- Saved data entries
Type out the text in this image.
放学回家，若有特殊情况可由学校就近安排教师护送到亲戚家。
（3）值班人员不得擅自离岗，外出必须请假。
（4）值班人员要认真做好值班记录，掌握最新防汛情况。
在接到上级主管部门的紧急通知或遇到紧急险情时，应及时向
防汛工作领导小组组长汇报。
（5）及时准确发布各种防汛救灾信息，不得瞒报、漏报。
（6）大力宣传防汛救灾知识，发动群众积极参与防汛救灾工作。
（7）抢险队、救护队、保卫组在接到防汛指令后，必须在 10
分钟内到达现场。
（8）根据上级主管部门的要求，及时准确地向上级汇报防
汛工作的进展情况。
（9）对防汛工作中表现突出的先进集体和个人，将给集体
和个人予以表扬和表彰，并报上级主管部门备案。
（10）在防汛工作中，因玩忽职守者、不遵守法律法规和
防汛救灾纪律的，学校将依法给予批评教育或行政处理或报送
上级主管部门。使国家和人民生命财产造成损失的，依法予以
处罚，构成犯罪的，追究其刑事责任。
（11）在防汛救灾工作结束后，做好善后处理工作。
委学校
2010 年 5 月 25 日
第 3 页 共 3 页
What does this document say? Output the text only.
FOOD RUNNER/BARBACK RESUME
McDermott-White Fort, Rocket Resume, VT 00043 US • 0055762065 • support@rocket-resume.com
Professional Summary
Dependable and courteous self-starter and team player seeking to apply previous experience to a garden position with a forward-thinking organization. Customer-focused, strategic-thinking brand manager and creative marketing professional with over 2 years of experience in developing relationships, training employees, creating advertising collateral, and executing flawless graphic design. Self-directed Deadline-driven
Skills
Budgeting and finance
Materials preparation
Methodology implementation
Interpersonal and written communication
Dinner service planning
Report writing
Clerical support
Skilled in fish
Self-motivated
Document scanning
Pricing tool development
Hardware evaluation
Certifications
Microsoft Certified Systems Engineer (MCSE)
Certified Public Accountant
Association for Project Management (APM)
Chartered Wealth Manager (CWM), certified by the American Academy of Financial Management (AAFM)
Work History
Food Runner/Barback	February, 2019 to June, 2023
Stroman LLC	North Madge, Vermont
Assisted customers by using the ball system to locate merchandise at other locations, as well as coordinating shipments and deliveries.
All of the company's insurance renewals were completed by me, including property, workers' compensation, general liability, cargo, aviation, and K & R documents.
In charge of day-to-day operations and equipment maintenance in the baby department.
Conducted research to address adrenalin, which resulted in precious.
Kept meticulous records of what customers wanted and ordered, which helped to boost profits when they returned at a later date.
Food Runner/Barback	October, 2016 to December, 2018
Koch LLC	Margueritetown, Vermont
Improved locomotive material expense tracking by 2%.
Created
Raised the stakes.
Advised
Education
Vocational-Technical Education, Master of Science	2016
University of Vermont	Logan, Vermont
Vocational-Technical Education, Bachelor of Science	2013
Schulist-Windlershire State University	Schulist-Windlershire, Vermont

- Problem statement
Which lines in the records above contain the string "customers"? Copy each one.

- Task output
Assisted customers by using the ball system to locate merchandise at other locations, as well as coordinating shipments and deliveries.
Kept meticulous records of what customers wanted and ordered, which helped to boost profits when they returned at a later date.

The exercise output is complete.